[What is asked] Extract every line that includes the string "труда".

Entries from a dataset:
— BEGIN —
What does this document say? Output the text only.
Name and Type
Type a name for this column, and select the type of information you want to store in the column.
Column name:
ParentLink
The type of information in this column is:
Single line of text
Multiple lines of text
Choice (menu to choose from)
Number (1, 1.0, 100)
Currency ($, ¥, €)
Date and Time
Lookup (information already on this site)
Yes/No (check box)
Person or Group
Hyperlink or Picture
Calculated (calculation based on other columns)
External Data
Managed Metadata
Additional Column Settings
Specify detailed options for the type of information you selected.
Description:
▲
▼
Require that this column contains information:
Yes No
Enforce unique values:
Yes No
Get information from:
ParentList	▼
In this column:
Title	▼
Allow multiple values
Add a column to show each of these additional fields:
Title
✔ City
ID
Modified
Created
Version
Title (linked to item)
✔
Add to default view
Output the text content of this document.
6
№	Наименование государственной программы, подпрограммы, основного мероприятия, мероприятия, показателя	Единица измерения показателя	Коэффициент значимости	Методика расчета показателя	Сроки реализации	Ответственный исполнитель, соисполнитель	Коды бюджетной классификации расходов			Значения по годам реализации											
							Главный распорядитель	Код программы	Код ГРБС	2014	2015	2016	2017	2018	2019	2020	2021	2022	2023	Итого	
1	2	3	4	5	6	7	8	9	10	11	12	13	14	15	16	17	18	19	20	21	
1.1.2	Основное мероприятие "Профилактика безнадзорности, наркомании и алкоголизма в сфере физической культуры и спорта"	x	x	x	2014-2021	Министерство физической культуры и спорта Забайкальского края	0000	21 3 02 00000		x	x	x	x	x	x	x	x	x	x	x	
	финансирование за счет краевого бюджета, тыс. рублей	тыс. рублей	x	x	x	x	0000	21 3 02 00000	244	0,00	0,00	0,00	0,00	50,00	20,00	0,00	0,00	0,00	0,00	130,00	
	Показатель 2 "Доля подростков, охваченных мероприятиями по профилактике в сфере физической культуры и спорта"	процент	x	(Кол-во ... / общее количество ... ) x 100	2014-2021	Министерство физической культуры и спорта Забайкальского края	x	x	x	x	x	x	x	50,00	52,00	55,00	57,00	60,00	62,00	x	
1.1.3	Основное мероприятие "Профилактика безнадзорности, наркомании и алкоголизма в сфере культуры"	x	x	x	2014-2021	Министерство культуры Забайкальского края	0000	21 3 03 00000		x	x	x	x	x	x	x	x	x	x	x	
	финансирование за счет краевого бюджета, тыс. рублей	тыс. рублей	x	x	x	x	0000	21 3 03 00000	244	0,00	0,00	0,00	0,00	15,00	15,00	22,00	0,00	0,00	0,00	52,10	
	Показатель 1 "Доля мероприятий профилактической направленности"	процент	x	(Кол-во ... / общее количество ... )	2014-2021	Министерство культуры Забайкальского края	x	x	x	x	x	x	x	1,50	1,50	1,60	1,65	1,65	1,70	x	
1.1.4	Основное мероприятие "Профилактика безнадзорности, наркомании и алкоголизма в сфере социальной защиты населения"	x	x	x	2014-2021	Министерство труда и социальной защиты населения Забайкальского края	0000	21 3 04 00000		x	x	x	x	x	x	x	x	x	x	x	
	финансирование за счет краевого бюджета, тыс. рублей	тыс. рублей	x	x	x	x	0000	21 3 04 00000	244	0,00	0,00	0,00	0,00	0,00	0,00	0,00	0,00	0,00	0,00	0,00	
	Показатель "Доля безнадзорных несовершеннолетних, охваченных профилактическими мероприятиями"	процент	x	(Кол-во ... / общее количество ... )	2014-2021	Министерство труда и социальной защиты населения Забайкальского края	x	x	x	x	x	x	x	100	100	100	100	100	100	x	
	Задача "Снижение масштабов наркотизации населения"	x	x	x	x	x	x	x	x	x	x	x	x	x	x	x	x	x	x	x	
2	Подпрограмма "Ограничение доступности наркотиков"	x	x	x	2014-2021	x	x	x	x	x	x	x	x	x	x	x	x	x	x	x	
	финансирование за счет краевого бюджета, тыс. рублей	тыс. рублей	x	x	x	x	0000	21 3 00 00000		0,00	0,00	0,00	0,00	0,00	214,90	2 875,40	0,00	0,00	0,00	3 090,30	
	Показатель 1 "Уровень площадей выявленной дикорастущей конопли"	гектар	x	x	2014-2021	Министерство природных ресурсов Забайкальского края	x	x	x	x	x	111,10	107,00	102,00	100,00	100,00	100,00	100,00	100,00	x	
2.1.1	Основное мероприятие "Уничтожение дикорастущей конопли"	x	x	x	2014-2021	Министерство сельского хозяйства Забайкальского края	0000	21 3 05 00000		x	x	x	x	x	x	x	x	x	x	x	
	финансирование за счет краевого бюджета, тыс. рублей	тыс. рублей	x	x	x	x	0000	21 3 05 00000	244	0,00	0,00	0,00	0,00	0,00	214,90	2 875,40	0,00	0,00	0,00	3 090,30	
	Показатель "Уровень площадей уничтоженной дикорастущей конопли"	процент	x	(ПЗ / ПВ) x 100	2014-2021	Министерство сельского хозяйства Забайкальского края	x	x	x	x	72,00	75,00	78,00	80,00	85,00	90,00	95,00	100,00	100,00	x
— END —
[Full answer]
1.1.4	Основное мероприятие "Профилактика безнадзорности, наркомании и алкоголизма в сфере социальной защиты населения"	x	x	x	2014-2021	Министерство труда и социальной защиты населения Забайкальского края	0000	21 3 04 00000		x	x	x	x	x	x	x	x	x	x	x	
	Показатель "Доля безнадзорных несовершеннолетних, охваченных профилактическими мероприятиями"	процент	x	(Кол-во ... / общее количество ... )	2014-2021	Министерство труда и социальной защиты населения Забайкальского края	x	x	x	x	x	x	x	100	100	100	100	100	100	x	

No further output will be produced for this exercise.